Copy nothing but the text: reproduce each line of the listing exactly and leave the pictures out.

* start Entries supplied *

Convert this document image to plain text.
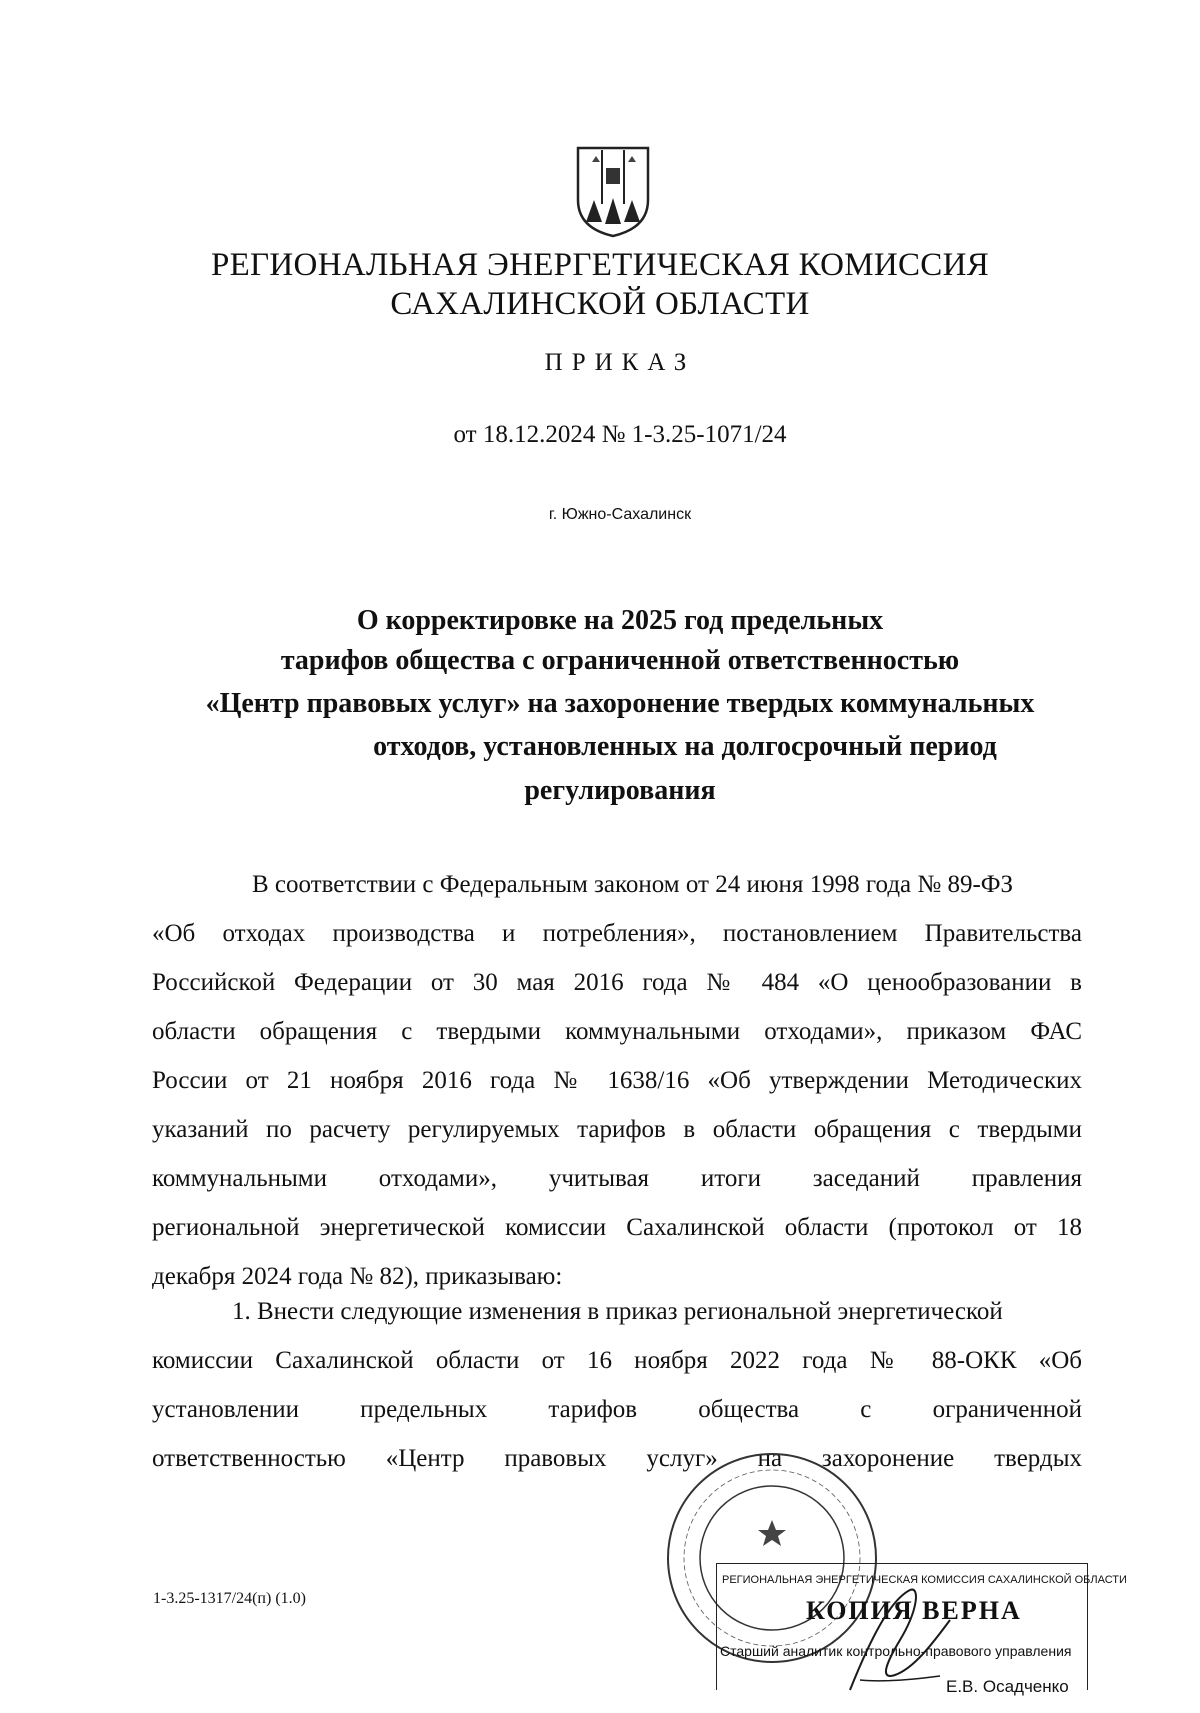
РЕГИОНАЛЬНАЯ ЭНЕРГЕТИЧЕСКАЯ КОМИССИЯ
САХАЛИНСКОЙ ОБЛАСТИ
ПРИКАЗ
от 18.12.2024 № 1-3.25-1071/24
г. Южно-Сахалинск
О корректировке на 2025 год предельных
тарифов общества с ограниченной ответственностью
«Центр правовых услуг» на захоронение твердых коммунальных
отходов, установленных на долгосрочный период
регулирования
В соответствии с Федеральным законом от 24 июня 1998 года № 89-ФЗ
«Об отходах производства и потребления», постановлением Правительства
Российской Федерации от 30 мая 2016 года № 484 «О ценообразовании в
области обращения с твердыми коммунальными отходами», приказом ФАС
России от 21 ноября 2016 года № 1638/16 «Об утверждении Методических
указаний по расчету регулируемых тарифов в области обращения с твердыми
коммунальными отходами», учитывая итоги заседаний правления
региональной энергетической комиссии Сахалинской области (протокол от 18
декабря 2024 года № 82), приказываю:
1. Внести следующие изменения в приказ региональной энергетической
комиссии Сахалинской области от 16 ноября 2022 года № 88-ОКК «Об
установлении предельных тарифов общества с ограниченной
ответственностью «Центр правовых услуг» на захоронение твердых
1-3.25-1317/24(п) (1.0)
РЕГИОНАЛЬНАЯ ЭНЕРГЕТИЧЕСКАЯ КОМИССИЯ САХАЛИНСКОЙ ОБЛАСТИ
КОПИЯ ВЕРНА
Старший аналитик контрольно-правового управления
Е.В. Осадченко
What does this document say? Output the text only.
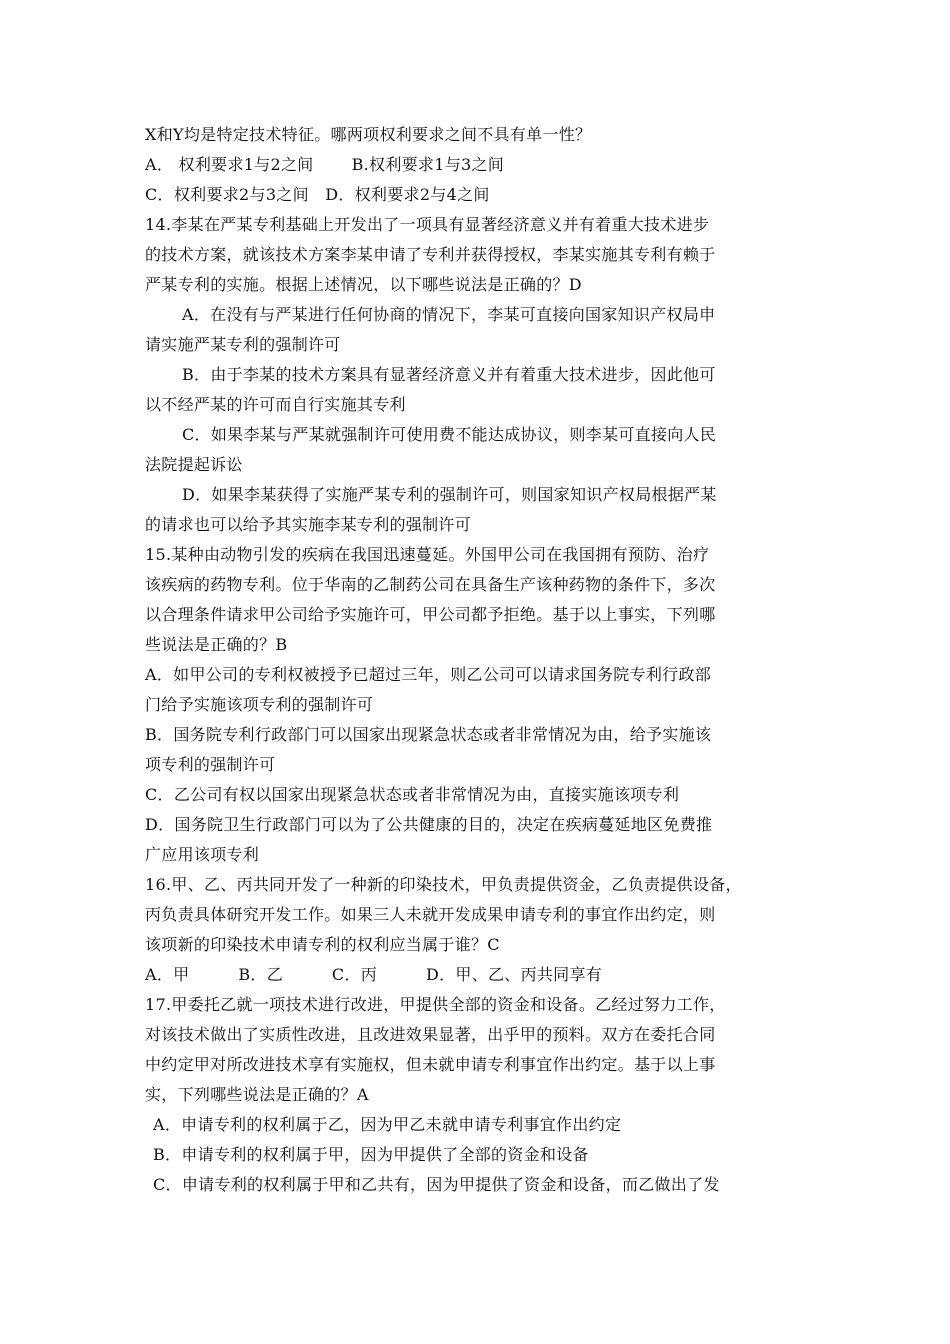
X和Y均是特定技术特征。哪两项权利要求之间不具有单一性？
A． 权利要求1与2之间　　 B.权利要求1与3之间
C．权利要求2与3之间　D．权利要求2与4之间
14.李某在严某专利基础上开发出了一项具有显著经济意义并有着重大技术进步
的技术方案，就该技术方案李某申请了专利并获得授权，李某实施其专利有赖于
严某专利的实施。根据上述情况，以下哪些说法是正确的？D
A．在没有与严某进行任何协商的情况下，李某可直接向国家知识产权局申
请实施严某专利的强制许可
B．由于李某的技术方案具有显著经济意义并有着重大技术进步，因此他可
以不经严某的许可而自行实施其专利
C．如果李某与严某就强制许可使用费不能达成协议，则李某可直接向人民
法院提起诉讼
D．如果李某获得了实施严某专利的强制许可，则国家知识产权局根据严某
的请求也可以给予其实施李某专利的强制许可
15.某种由动物引发的疾病在我国迅速蔓延。外国甲公司在我国拥有预防、治疗
该疾病的药物专利。位于华南的乙制药公司在具备生产该种药物的条件下，多次
以合理条件请求甲公司给予实施许可，甲公司都予拒绝。基于以上事实，下列哪
些说法是正确的？B
A．如甲公司的专利权被授予已超过三年，则乙公司可以请求国务院专利行政部
门给予实施该项专利的强制许可
B．国务院专利行政部门可以国家出现紧急状态或者非常情况为由，给予实施该
项专利的强制许可
C．乙公司有权以国家出现紧急状态或者非常情况为由，直接实施该项专利
D．国务院卫生行政部门可以为了公共健康的目的，决定在疾病蔓延地区免费推
广应用该项专利
16.甲、乙、丙共同开发了一种新的印染技术，甲负责提供资金，乙负责提供设备，
丙负责具体研究开发工作。如果三人未就开发成果申请专利的事宜作出约定，则
该项新的印染技术申请专利的权利应当属于谁？C
A．甲　　　B．乙　　　C．丙　　　D．甲、乙、丙共同享有
17.甲委托乙就一项技术进行改进，甲提供全部的资金和设备。乙经过努力工作，
对该技术做出了实质性改进，且改进效果显著，出乎甲的预料。双方在委托合同
中约定甲对所改进技术享有实施权，但未就申请专利事宜作出约定。基于以上事
实，下列哪些说法是正确的？A
A．申请专利的权利属于乙，因为甲乙未就申请专利事宜作出约定
B．申请专利的权利属于甲，因为甲提供了全部的资金和设备
C．申请专利的权利属于甲和乙共有，因为甲提供了资金和设备，而乙做出了发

* end Entries supplied *

_Answer for the task_
Convert this document image to plain text.
РЕГИОНАЛЬНАЯ ЭНЕРГЕТИЧЕСКАЯ КОМИССИЯ
САХАЛИНСКОЙ ОБЛАСТИ
ПРИКАЗ
от 18.12.2024 № 1-3.25-1071/24
г. Южно-Сахалинск
О корректировке на 2025 год предельных
тарифов общества с ограниченной ответственностью
«Центр правовых услуг» на захоронение твердых коммунальных
отходов, установленных на долгосрочный период
регулирования
В соответствии с Федеральным законом от 24 июня 1998 года № 89-ФЗ
«Об отходах производства и потребления», постановлением Правительства
Российской Федерации от 30 мая 2016 года № 484 «О ценообразовании в
области обращения с твердыми коммунальными отходами», приказом ФАС
России от 21 ноября 2016 года № 1638/16 «Об утверждении Методических
указаний по расчету регулируемых тарифов в области обращения с твердыми
коммунальными отходами», учитывая итоги заседаний правления
региональной энергетической комиссии Сахалинской области (протокол от 18
декабря 2024 года № 82), приказываю:
1. Внести следующие изменения в приказ региональной энергетической
комиссии Сахалинской области от 16 ноября 2022 года № 88-ОКК «Об
установлении предельных тарифов общества с ограниченной
ответственностью «Центр правовых услуг» на захоронение твердых
1-3.25-1317/24(п) (1.0)
РЕГИОНАЛЬНАЯ ЭНЕРГЕТИЧЕСКАЯ КОМИССИЯ САХАЛИНСКОЙ ОБЛАСТИ
КОПИЯ ВЕРНА
Старший аналитик контрольно-правового управления
Е.В. Осадченко
What does this document say? Output the text only.
X和Y均是特定技术特征。哪两项权利要求之间不具有单一性？
A． 权利要求1与2之间　　 B.权利要求1与3之间
C．权利要求2与3之间　D．权利要求2与4之间
14.李某在严某专利基础上开发出了一项具有显著经济意义并有着重大技术进步
的技术方案，就该技术方案李某申请了专利并获得授权，李某实施其专利有赖于
严某专利的实施。根据上述情况，以下哪些说法是正确的？D
A．在没有与严某进行任何协商的情况下，李某可直接向国家知识产权局申
请实施严某专利的强制许可
B．由于李某的技术方案具有显著经济意义并有着重大技术进步，因此他可
以不经严某的许可而自行实施其专利
C．如果李某与严某就强制许可使用费不能达成协议，则李某可直接向人民
法院提起诉讼
D．如果李某获得了实施严某专利的强制许可，则国家知识产权局根据严某
的请求也可以给予其实施李某专利的强制许可
15.某种由动物引发的疾病在我国迅速蔓延。外国甲公司在我国拥有预防、治疗
该疾病的药物专利。位于华南的乙制药公司在具备生产该种药物的条件下，多次
以合理条件请求甲公司给予实施许可，甲公司都予拒绝。基于以上事实，下列哪
些说法是正确的？B
A．如甲公司的专利权被授予已超过三年，则乙公司可以请求国务院专利行政部
门给予实施该项专利的强制许可
B．国务院专利行政部门可以国家出现紧急状态或者非常情况为由，给予实施该
项专利的强制许可
C．乙公司有权以国家出现紧急状态或者非常情况为由，直接实施该项专利
D．国务院卫生行政部门可以为了公共健康的目的，决定在疾病蔓延地区免费推
广应用该项专利
16.甲、乙、丙共同开发了一种新的印染技术，甲负责提供资金，乙负责提供设备，
丙负责具体研究开发工作。如果三人未就开发成果申请专利的事宜作出约定，则
该项新的印染技术申请专利的权利应当属于谁？C
A．甲　　　B．乙　　　C．丙　　　D．甲、乙、丙共同享有
17.甲委托乙就一项技术进行改进，甲提供全部的资金和设备。乙经过努力工作，
对该技术做出了实质性改进，且改进效果显著，出乎甲的预料。双方在委托合同
中约定甲对所改进技术享有实施权，但未就申请专利事宜作出约定。基于以上事
实，下列哪些说法是正确的？A
A．申请专利的权利属于乙，因为甲乙未就申请专利事宜作出约定
B．申请专利的权利属于甲，因为甲提供了全部的资金和设备
C．申请专利的权利属于甲和乙共有，因为甲提供了资金和设备，而乙做出了发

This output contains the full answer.